• Exercise inputs
#####
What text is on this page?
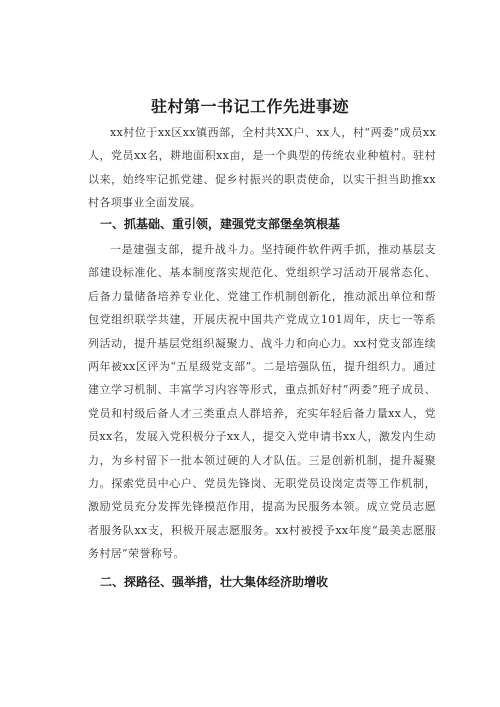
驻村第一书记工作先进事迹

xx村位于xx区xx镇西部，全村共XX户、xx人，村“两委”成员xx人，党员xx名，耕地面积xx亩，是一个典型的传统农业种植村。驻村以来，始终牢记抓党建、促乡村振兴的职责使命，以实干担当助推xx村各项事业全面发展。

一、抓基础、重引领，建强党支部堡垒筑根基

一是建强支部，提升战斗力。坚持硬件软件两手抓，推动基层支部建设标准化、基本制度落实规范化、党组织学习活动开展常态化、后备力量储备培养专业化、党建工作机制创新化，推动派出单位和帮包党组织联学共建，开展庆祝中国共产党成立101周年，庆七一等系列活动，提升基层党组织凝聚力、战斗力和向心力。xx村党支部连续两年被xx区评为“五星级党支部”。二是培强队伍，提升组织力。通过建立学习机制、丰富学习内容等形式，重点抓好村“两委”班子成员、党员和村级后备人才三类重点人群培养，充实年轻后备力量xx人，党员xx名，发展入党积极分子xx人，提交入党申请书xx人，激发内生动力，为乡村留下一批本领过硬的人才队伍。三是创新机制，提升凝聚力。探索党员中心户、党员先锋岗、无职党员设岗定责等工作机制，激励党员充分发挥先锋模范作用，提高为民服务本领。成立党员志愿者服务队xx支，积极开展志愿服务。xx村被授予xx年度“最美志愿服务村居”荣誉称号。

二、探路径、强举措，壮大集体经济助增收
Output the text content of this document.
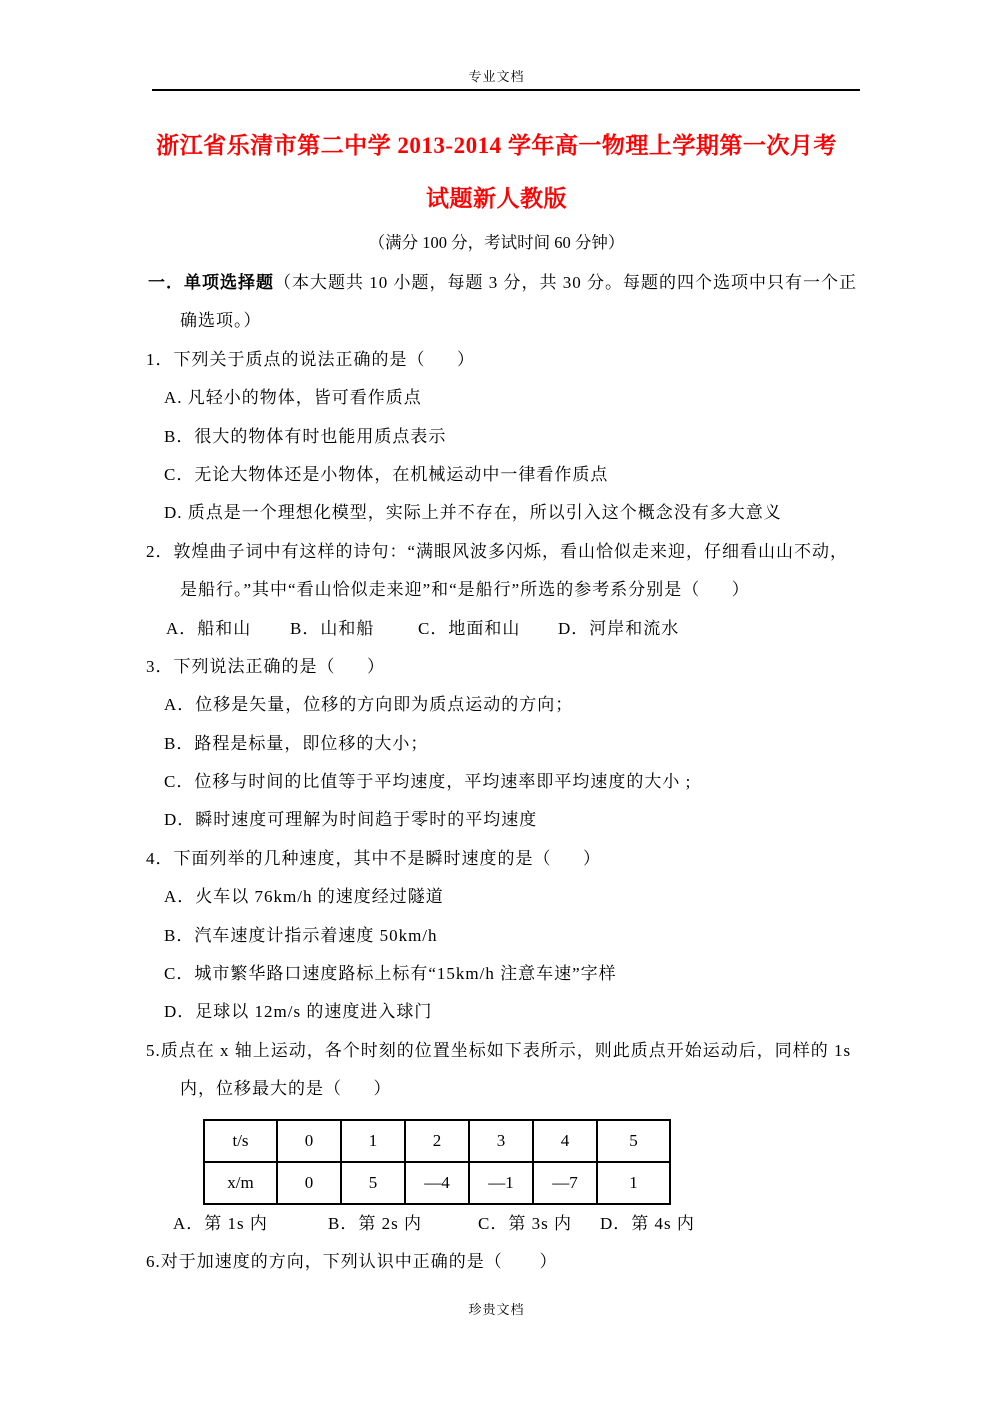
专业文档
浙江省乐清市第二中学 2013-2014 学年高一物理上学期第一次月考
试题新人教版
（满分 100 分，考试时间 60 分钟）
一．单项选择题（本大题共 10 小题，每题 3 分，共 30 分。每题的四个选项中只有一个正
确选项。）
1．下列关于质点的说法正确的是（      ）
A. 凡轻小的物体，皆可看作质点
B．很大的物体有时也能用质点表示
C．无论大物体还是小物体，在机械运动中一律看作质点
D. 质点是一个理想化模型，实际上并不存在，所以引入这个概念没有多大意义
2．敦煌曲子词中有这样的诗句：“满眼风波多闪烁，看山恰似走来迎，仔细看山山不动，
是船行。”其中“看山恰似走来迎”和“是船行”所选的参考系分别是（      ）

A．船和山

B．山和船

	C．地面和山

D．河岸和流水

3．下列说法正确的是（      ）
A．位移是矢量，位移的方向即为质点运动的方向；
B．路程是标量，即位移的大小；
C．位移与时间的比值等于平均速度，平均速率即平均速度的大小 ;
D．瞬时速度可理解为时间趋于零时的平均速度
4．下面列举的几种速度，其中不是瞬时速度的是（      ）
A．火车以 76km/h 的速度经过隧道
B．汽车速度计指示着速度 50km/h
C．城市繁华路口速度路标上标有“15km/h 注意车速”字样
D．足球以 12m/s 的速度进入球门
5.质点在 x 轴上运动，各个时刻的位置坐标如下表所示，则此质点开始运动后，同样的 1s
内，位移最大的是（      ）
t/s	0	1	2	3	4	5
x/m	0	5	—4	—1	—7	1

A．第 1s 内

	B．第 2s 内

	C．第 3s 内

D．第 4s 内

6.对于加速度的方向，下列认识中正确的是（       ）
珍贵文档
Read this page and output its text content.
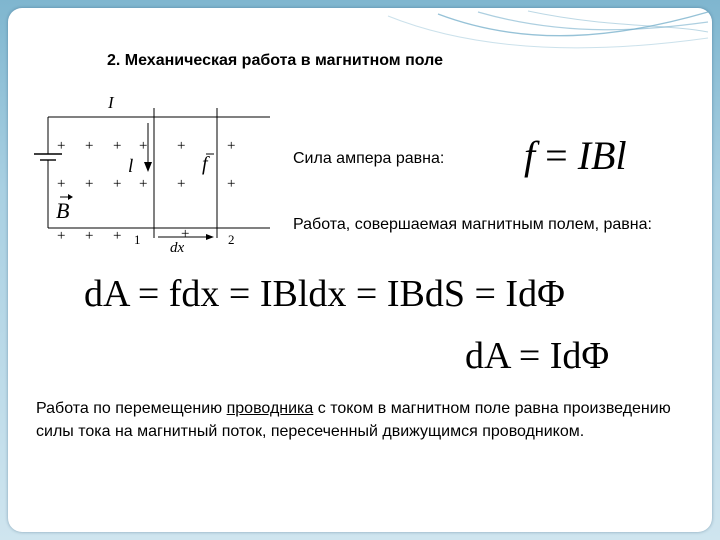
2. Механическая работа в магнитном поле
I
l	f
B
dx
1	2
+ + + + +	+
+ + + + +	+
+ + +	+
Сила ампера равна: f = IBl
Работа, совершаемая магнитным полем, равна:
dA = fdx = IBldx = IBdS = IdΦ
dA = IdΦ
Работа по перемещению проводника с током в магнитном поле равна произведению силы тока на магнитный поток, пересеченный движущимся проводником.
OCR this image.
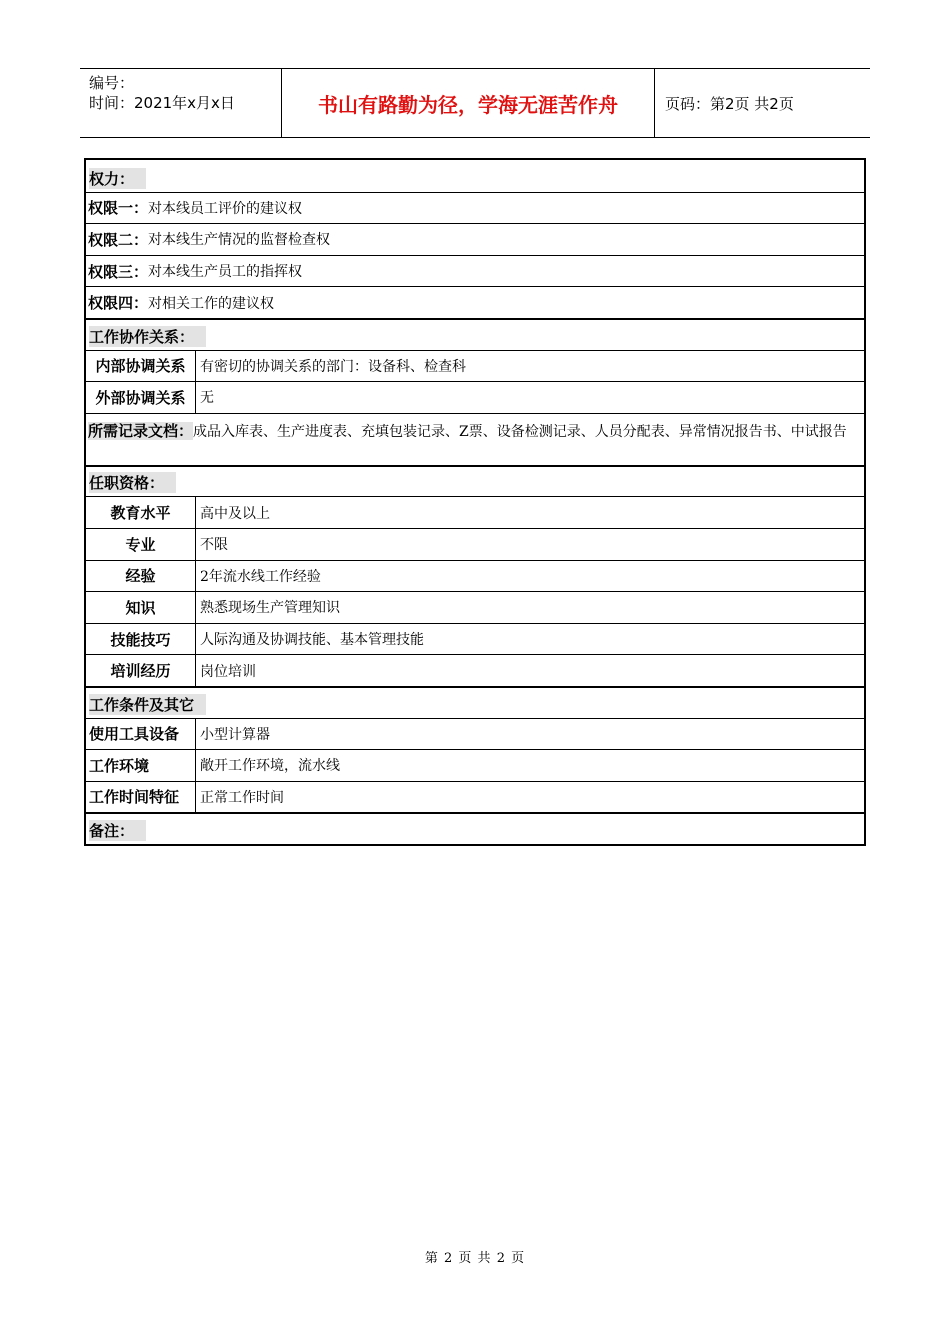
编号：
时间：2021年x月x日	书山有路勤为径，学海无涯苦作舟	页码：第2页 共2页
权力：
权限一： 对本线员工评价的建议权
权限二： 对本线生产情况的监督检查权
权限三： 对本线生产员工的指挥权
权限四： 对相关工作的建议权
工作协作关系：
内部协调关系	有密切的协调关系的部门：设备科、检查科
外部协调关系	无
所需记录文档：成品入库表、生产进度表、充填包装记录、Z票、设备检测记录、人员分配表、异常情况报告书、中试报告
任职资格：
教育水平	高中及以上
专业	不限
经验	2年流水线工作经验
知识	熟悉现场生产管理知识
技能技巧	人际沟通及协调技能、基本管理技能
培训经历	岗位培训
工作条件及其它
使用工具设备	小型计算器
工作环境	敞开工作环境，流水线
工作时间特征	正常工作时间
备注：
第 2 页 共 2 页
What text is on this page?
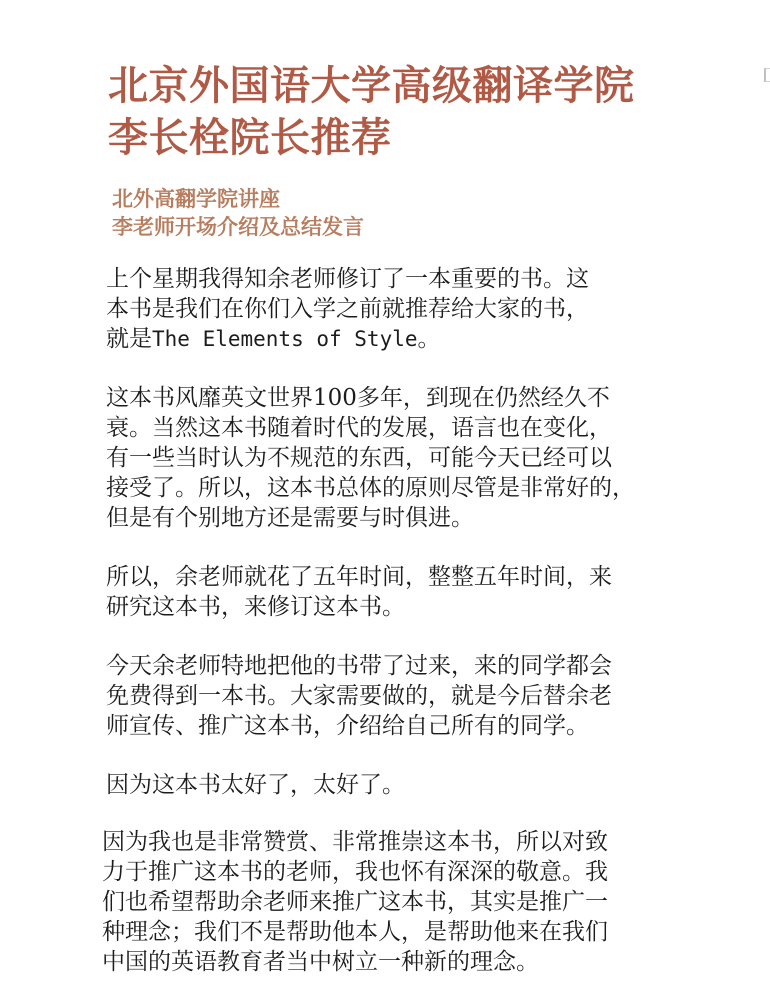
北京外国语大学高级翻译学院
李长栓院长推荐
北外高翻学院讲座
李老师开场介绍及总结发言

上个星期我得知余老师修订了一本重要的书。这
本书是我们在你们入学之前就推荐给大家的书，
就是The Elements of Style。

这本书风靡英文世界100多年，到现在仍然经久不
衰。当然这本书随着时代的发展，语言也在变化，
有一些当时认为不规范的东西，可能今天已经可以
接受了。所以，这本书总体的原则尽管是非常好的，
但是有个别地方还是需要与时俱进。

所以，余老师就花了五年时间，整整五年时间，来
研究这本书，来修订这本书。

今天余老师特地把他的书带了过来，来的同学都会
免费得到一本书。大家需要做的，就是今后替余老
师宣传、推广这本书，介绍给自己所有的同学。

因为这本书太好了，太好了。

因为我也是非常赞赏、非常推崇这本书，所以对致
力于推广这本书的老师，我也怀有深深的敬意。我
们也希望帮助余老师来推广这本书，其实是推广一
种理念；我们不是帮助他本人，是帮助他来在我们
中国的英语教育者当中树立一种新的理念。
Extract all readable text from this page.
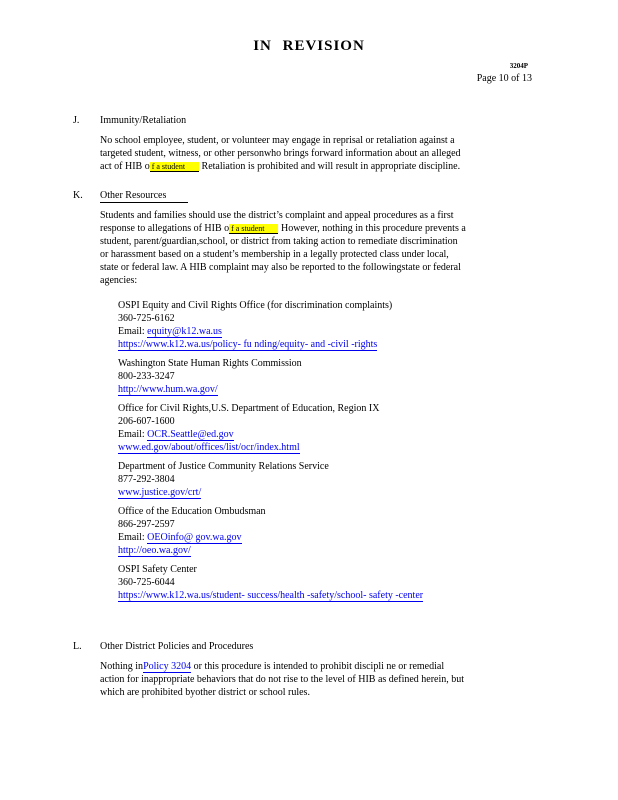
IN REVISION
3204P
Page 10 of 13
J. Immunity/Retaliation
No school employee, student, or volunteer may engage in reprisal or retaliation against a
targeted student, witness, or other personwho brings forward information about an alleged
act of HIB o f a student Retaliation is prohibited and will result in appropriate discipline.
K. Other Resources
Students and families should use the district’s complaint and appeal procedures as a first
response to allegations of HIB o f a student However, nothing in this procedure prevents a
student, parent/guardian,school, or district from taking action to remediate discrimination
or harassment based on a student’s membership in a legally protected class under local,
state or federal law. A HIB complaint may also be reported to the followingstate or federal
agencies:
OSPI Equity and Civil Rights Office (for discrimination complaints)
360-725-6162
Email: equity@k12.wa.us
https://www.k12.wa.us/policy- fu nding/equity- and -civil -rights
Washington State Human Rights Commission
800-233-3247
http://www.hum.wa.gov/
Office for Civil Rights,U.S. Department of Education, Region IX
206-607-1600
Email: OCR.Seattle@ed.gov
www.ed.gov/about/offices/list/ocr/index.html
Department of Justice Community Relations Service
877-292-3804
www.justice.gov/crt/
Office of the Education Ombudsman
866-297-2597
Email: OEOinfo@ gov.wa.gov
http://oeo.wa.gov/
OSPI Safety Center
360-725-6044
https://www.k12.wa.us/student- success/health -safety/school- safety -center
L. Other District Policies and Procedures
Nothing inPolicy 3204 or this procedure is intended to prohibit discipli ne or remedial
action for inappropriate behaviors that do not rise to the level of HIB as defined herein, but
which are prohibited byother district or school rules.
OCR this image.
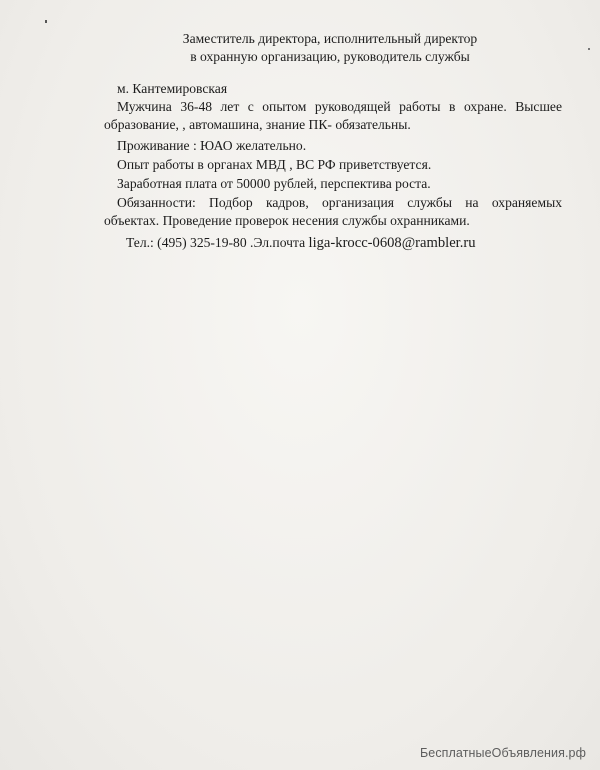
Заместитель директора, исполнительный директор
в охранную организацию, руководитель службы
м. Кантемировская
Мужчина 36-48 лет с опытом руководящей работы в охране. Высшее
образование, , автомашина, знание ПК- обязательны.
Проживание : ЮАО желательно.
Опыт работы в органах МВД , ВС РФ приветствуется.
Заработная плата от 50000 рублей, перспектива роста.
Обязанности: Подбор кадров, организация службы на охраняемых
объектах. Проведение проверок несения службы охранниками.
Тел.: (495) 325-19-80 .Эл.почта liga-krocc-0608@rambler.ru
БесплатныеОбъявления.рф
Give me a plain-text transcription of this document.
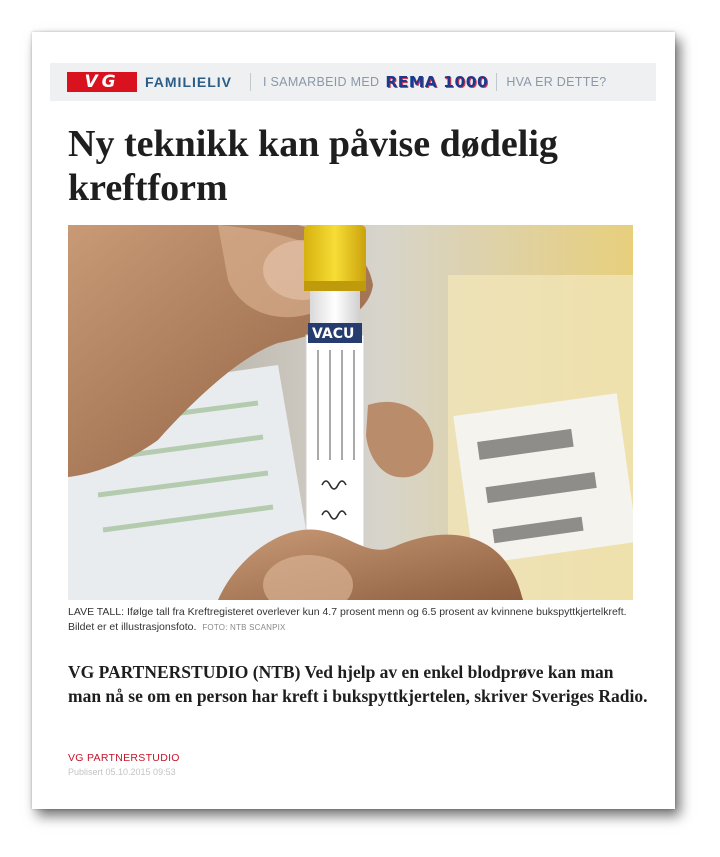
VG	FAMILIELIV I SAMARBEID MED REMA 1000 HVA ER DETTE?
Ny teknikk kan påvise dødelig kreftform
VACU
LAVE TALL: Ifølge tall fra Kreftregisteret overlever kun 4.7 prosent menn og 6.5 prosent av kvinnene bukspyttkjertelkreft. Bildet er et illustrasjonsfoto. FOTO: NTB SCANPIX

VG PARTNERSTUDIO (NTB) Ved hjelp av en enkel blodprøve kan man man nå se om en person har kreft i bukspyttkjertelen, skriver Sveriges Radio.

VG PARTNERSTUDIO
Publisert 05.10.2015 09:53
#####
• What is needed
Check each line of the entries for the string "from". Copy the lines that have it.

• Solution for this exercise
Extract all readable text from this page.
student, parent/guardian,school, or district from taking action to remediate discrimination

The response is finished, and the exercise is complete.